**AIM**
Of all the lines in the records below, how many hold the word "were"? Give the number alone.

**EXERCISE INPUTS**
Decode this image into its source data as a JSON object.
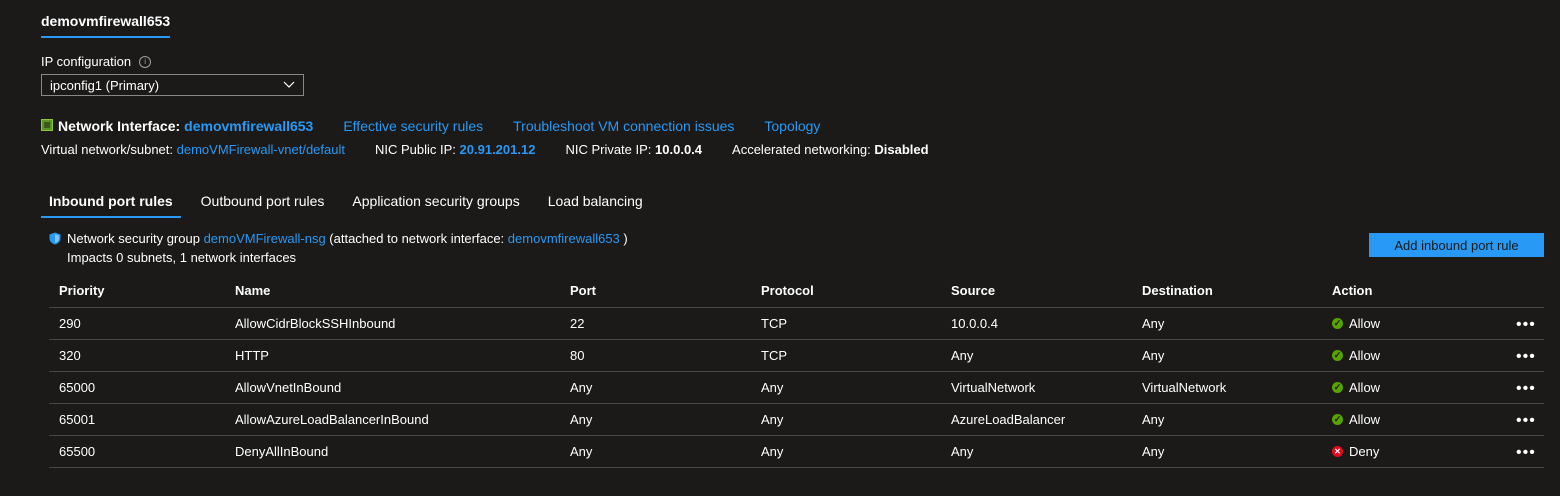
{
  "nic_tab": "demovmfirewall653",
  "ip_config": {
    "label": "IP configuration",
    "selected": "ipconfig1 (Primary)"
  },
  "nic": {
    "label": "Network Interface:",
    "name": "demovmfirewall653",
    "links": [
      "Effective security rules",
      "Troubleshoot VM connection issues",
      "Topology"
    ]
  },
  "details": {
    "vnet_label": "Virtual network/subnet:",
    "vnet_value": "demoVMFirewall-vnet/default",
    "public_ip_label": "NIC Public IP:",
    "public_ip_value": "20.91.201.12",
    "private_ip_label": "NIC Private IP:",
    "private_ip_value": "10.0.0.4",
    "accel_label": "Accelerated networking:",
    "accel_value": "Disabled"
  },
  "tabs": [
    "Inbound port rules",
    "Outbound port rules",
    "Application security groups",
    "Load balancing"
  ],
  "nsg": {
    "prefix": "Network security group",
    "name": "demoVMFirewall-nsg",
    "mid": "(attached to network interface:",
    "nic": "demovmfirewall653",
    "suffix": ")",
    "impacts": "Impacts 0 subnets, 1 network interfaces"
  },
  "add_button": "Add inbound port rule",
  "table": {
    "headers": [
      "Priority",
      "Name",
      "Port",
      "Protocol",
      "Source",
      "Destination",
      "Action"
    ],
    "rows": [
      {
        "priority": "290",
        "name": "AllowCidrBlockSSHInbound",
        "port": "22",
        "protocol": "TCP",
        "source": "10.0.0.4",
        "destination": "Any",
        "action": "Allow"
      },
      {
        "priority": "320",
        "name": "HTTP",
        "port": "80",
        "protocol": "TCP",
        "source": "Any",
        "destination": "Any",
        "action": "Allow"
      },
      {
        "priority": "65000",
        "name": "AllowVnetInBound",
        "port": "Any",
        "protocol": "Any",
        "source": "VirtualNetwork",
        "destination": "VirtualNetwork",
        "action": "Allow"
      },
      {
        "priority": "65001",
        "name": "AllowAzureLoadBalancerInBound",
        "port": "Any",
        "protocol": "Any",
        "source": "AzureLoadBalancer",
        "destination": "Any",
        "action": "Allow"
      },
      {
        "priority": "65500",
        "name": "DenyAllInBound",
        "port": "Any",
        "protocol": "Any",
        "source": "Any",
        "destination": "Any",
        "action": "Deny"
      }
    ]
  },
  "more_glyph": "•••",
  "colors": {
    "accent": "#2899f5",
    "allow": "#57a300",
    "deny": "#e00b1c",
    "background": "#1b1a19"
  },
  "icons": {
    "nic": "network-interface-icon",
    "nsg": "shield-icon",
    "allow": "check-circle-icon",
    "deny": "x-circle-icon",
    "more": "more-icon",
    "info": "info-icon",
    "dropdown": "chevron-down-icon"
  }
}
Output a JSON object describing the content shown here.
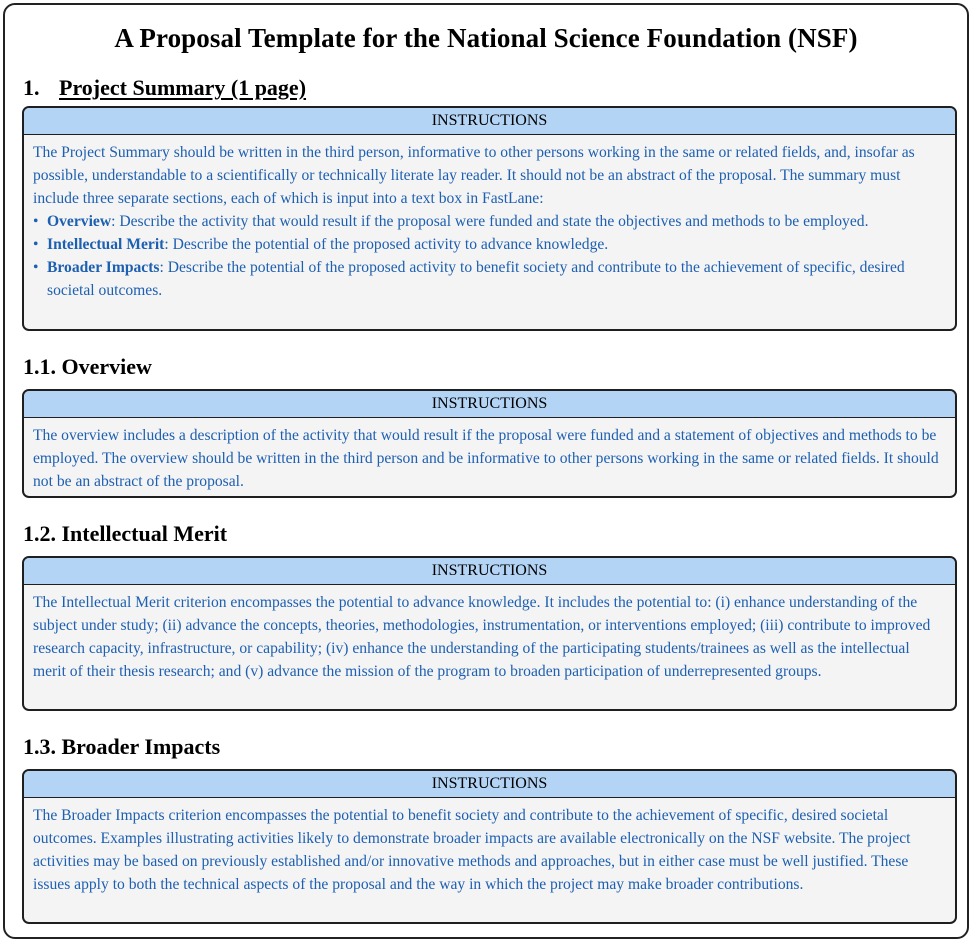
{
  "title": "A Proposal Template for the National Science Foundation (NSF)",
  "sections": {
    "project_summary": {
      "number": "1.",
      "heading": "Project Summary (1 page)"
    },
    "overview": {
      "heading": "1.1. Overview"
    },
    "intellectual_merit": {
      "heading": "1.2. Intellectual Merit"
    },
    "broader_impacts": {
      "heading": "1.3. Broader Impacts"
    }
  },
  "boxes": {
    "summary": {
      "header": "INSTRUCTIONS",
      "intro": "The Project Summary should be written in the third person, informative to other persons working in the same or related fields, and, insofar as possible, understandable to a scientifically or technically literate lay reader. It should not be an abstract of the proposal. The summary must include three separate sections, each of which is input into a text box in FastLane:",
      "bullets": [
        {
          "term": "Overview",
          "text": ": Describe the activity that would result if the proposal were funded and state the objectives and methods to be employed."
        },
        {
          "term": "Intellectual Merit",
          "text": ": Describe the potential of the proposed activity to advance knowledge."
        },
        {
          "term": "Broader Impacts",
          "text": ": Describe the potential of the proposed activity to benefit society and contribute to the achievement of specific, desired societal outcomes."
        }
      ]
    },
    "overview": {
      "header": "INSTRUCTIONS",
      "text": "The overview includes a description of the activity that would result if the proposal were funded and a statement of objectives and methods to be employed. The overview should be written in the third person and be informative to other persons working in the same or related fields. It should not be an abstract of the proposal."
    },
    "intellectual_merit": {
      "header": "INSTRUCTIONS",
      "text": "The Intellectual Merit criterion encompasses the potential to advance knowledge. It includes the potential to: (i) enhance understanding of the subject under study; (ii) advance the concepts, theories, methodologies, instrumentation, or interventions employed; (iii) contribute to improved research capacity, infrastructure, or capability; (iv) enhance the understanding of the participating students/trainees as well as the intellectual merit of their thesis research; and (v) advance the mission of the program to broaden participation of underrepresented groups."
    },
    "broader_impacts": {
      "header": "INSTRUCTIONS",
      "text": "The Broader Impacts criterion encompasses the potential to benefit society and contribute to the achievement of specific, desired societal outcomes. Examples illustrating activities likely to demonstrate broader impacts are available electronically on the NSF website. The project activities may be based on previously established and/or innovative methods and approaches, but in either case must be well justified. These issues apply to both the technical aspects of the proposal and the way in which the project may make broader contributions."
    }
  },
  "colors": {
    "instruction_text": "#1d5fb0",
    "header_fill": "#b3d4f4",
    "box_fill": "#f4f4f4"
  }
}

**THE ANSWER**
2